START

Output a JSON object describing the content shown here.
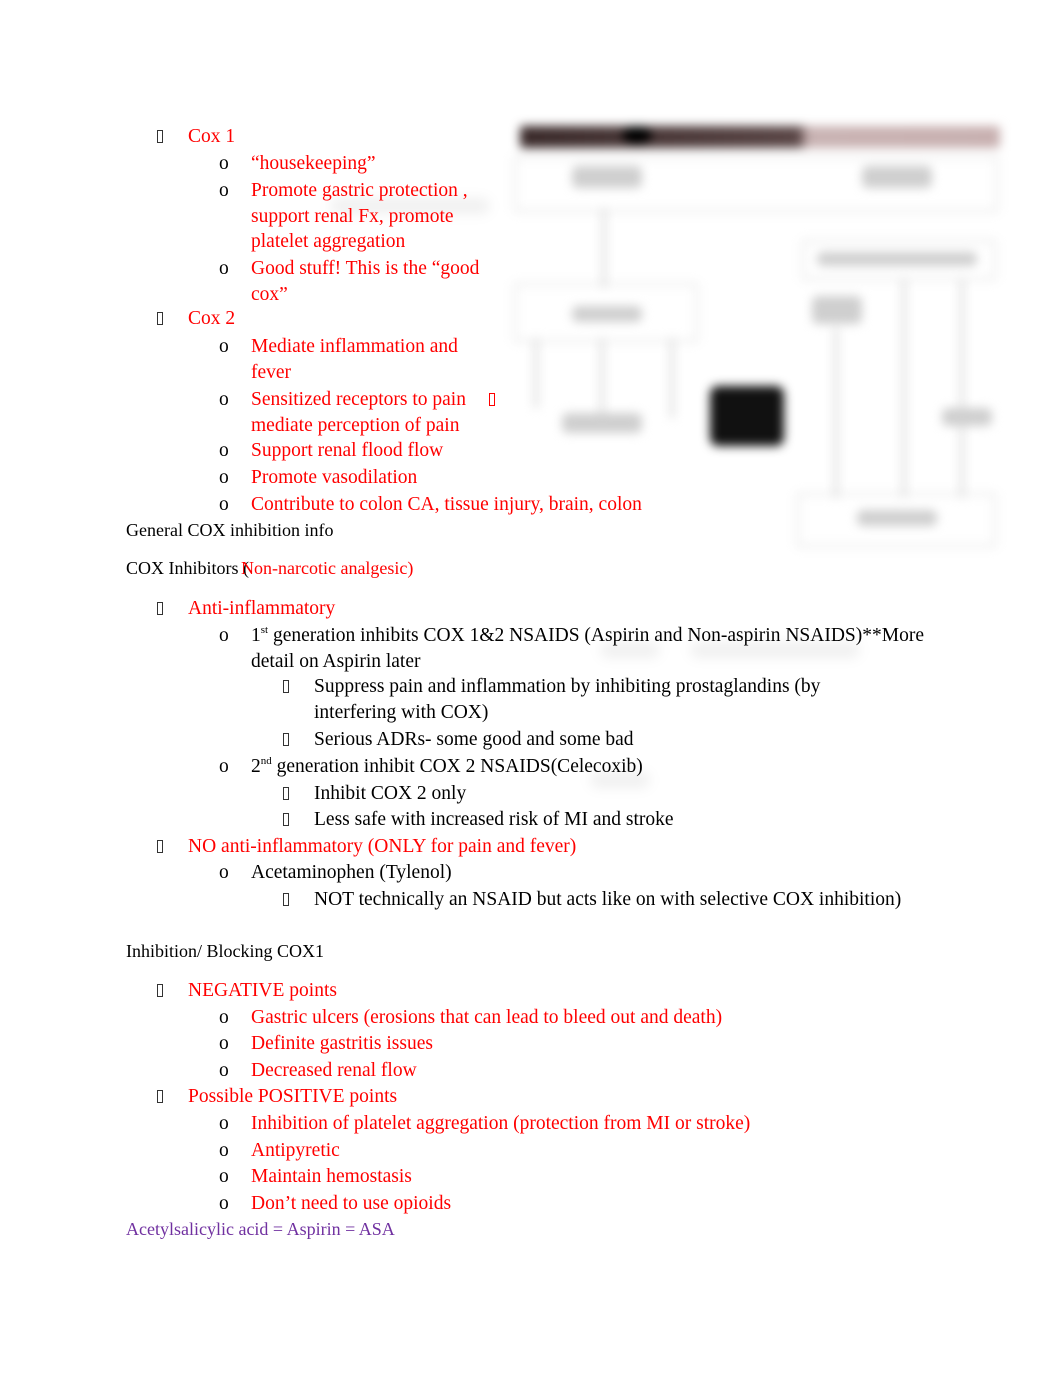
{
  "document": {
    "cox1": {
      "heading": "Cox 1",
      "items": [
        "“housekeeping”",
        "Promote gastric protection  ,",
        "support renal Fx, promote",
        "platelet aggregation",
        "Good stuff!  This is the “good",
        "cox”"
      ]
    },
    "cox2": {
      "heading": "Cox 2",
      "items": [
        "Mediate inflammation and",
        "fever",
        "Sensitized receptors to pain",
        "mediate perception of pain",
        "Support renal flood flow",
        "Promote vasodilation",
        "Contribute to colon CA, tissue injury, brain, colon"
      ]
    },
    "general_heading": "General COX inhibition info",
    "inhibitors_heading": {
      "black": "COX Inhibitors (",
      "red": "Non-narcotic analgesic)"
    },
    "anti_inflammatory": {
      "heading": "Anti-inflammatory",
      "gen1": {
        "num": "1",
        "sup": "st",
        "text": " generation inhibits COX 1&2 NSAIDS (Aspirin and Non-aspirin NSAIDS)**More",
        "cont": "detail on Aspirin later",
        "subitems": [
          "Suppress pain and inflammation by inhibiting prostaglandins (by",
          "interfering with COX)",
          "Serious ADRs- some good and some bad"
        ]
      },
      "gen2": {
        "num": "2",
        "sup": "nd",
        "text": " generation inhibit COX 2 NSAIDS(Celecoxib)",
        "subitems": [
          "Inhibit COX 2 only",
          "Less safe with increased risk of MI and stroke"
        ]
      }
    },
    "no_anti_inflammatory": {
      "heading": "NO anti-inflammatory (ONLY for pain and fever)",
      "item": "Acetaminophen (Tylenol)",
      "subitem": "NOT technically an NSAID but acts like on with selective COX inhibition)"
    },
    "inhibition_heading": "Inhibition/ Blocking COX1",
    "negative": {
      "heading": "NEGATIVE points",
      "items": [
        "Gastric ulcers (erosions that can lead to bleed out and death)",
        "Definite gastritis issues",
        "Decreased renal flow"
      ]
    },
    "positive": {
      "heading": "Possible POSITIVE points",
      "items": [
        "Inhibition of platelet aggregation (protection from MI or stroke)",
        "Antipyretic",
        "Maintain hemostasis",
        "Don’t need to use opioids"
      ]
    },
    "aspirin_line": "Acetylsalicylic acid = Aspirin = ASA",
    "bullet_o": "o"
  },
  "colors": {
    "red": "#ff0000",
    "purple": "#7030a0",
    "text": "#000000"
  }
}
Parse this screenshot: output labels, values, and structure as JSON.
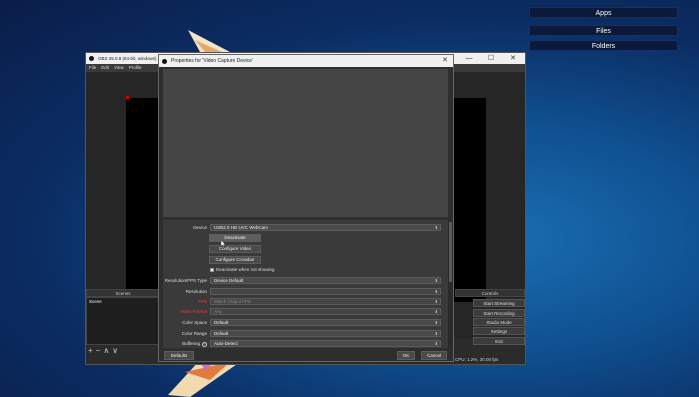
{
  "desktop": {
    "buttons": [
      "Apps",
      "Files",
      "Folders"
    ]
  },
  "obs_window": {
    "title": "OBS 25.0.8 (64-bit, windows)",
    "menu": [
      "File",
      "Edit",
      "View",
      "Profile"
    ],
    "docks": {
      "scenes_header": "Scenes",
      "controls_header": "Controls"
    },
    "scenes": [
      "Scene"
    ],
    "scene_tools": [
      "+",
      "−",
      "∧",
      "∨"
    ],
    "controls": [
      "Start Streaming",
      "Start Recording",
      "Studio Mode",
      "Settings",
      "Exit"
    ],
    "status": "CPU: 1.2%, 30.00 fps",
    "window_controls": [
      "—",
      "☐",
      "✕"
    ]
  },
  "dialog": {
    "title": "Properties for 'Video Capture Device'",
    "close": "✕",
    "properties": {
      "device_label": "Device",
      "device_value": "USB2.0 HD UVC WebCam",
      "deactivate_btn": "Deactivate",
      "configure_video_btn": "Configure Video",
      "configure_crossbar_btn": "Configure Crossbar",
      "deactivate_check": "Deactivate when not showing",
      "res_type_label": "Resolution/FPS Type",
      "res_type_value": "Device Default",
      "resolution_label": "Resolution",
      "resolution_value": "",
      "fps_label": "FPS",
      "fps_value": "Match Output FPS",
      "video_format_label": "Video Format",
      "video_format_value": "Any",
      "color_space_label": "Color Space",
      "color_space_value": "Default",
      "color_range_label": "Color Range",
      "color_range_value": "Default",
      "buffering_label": "Buffering",
      "buffering_value": "Auto-Detect"
    },
    "defaults_btn": "Defaults",
    "ok_btn": "OK",
    "cancel_btn": "Cancel"
  }
}
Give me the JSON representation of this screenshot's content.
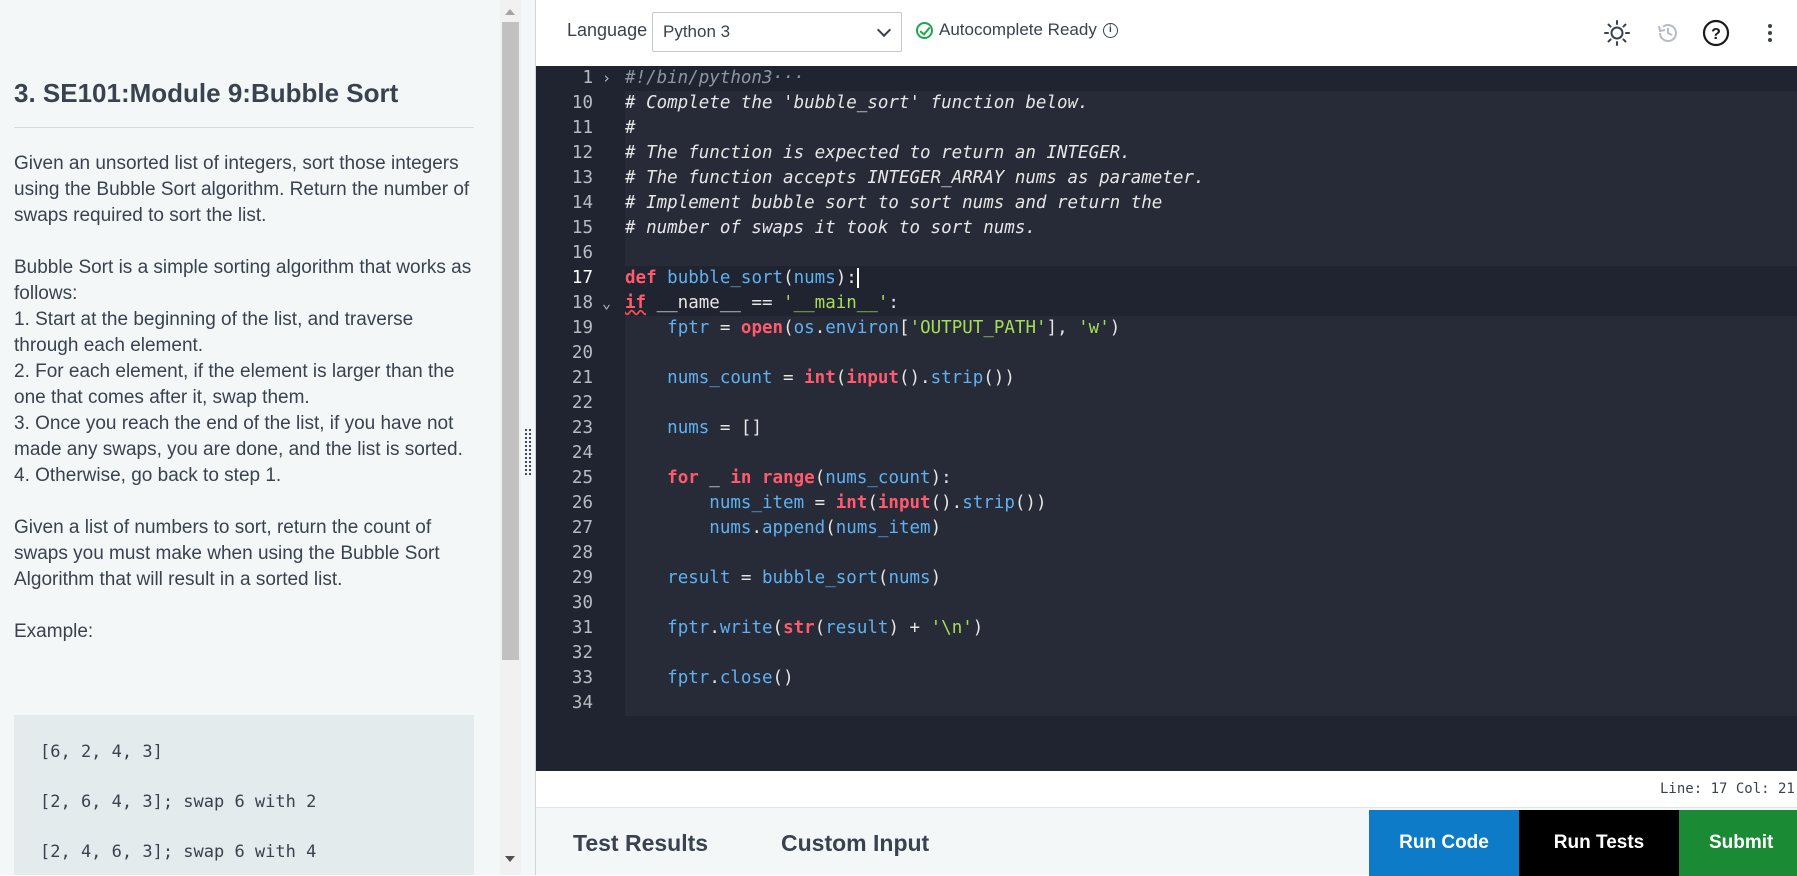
{
  "problem": {
    "title": "3. SE101:Module 9:Bubble Sort",
    "paragraph1": "Given an unsorted list of integers, sort those integers using the Bubble Sort algorithm. Return the number of swaps required to sort the list.",
    "paragraph2_intro": "Bubble Sort is a simple sorting algorithm that works as follows:",
    "steps": [
      "1. Start at the beginning of the list, and traverse through each element.",
      "2. For each element, if the element is larger than the one that comes after it, swap them.",
      "3. Once you reach the end of the list, if you have not made any swaps, you are done, and the list is sorted.",
      "4. Otherwise, go back to step 1."
    ],
    "paragraph3": "Given a list of numbers to sort, return the count of swaps you must make when using the Bubble Sort Algorithm that will result in a sorted list.",
    "example_label": "Example:",
    "example_lines": [
      "[6, 2, 4, 3]",
      "[2, 6, 4, 3]; swap 6 with 2",
      "[2, 4, 6, 3]; swap 6 with 4"
    ]
  },
  "toolbar": {
    "language_label": "Language",
    "language_selected": "Python 3",
    "autocomplete_status": "Autocomplete Ready",
    "icons": [
      "sun-icon",
      "history-icon",
      "help-icon",
      "more-vertical-icon"
    ]
  },
  "editor": {
    "line_numbers": [
      "1",
      "10",
      "11",
      "12",
      "13",
      "14",
      "15",
      "16",
      "17",
      "18",
      "19",
      "20",
      "21",
      "22",
      "23",
      "24",
      "25",
      "26",
      "27",
      "28",
      "29",
      "30",
      "31",
      "32",
      "33",
      "34"
    ],
    "collapsed_header": "#!/bin/python3",
    "current_line": "17"
  },
  "status": {
    "position": "Line: 17 Col: 21"
  },
  "bottom": {
    "tab_test_results": "Test Results",
    "tab_custom_input": "Custom Input",
    "run_code": "Run Code",
    "run_tests": "Run Tests",
    "submit": "Submit"
  },
  "colors": {
    "editor_bg": "#1f2430",
    "run_code_bg": "#0e7bc8",
    "run_tests_bg": "#000000",
    "submit_bg": "#1a8a35",
    "keyword": "#ff5a6e",
    "function": "#5fb1f2",
    "string": "#a6de55",
    "comment": "#8d96a3"
  }
}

END

#### [YOUR OBJECTIVE]
Gather each line that holds "points".

#### [EXPECTED ANSWER]
      "heading": "NEGATIVE points",
      "heading": "Possible POSITIVE points",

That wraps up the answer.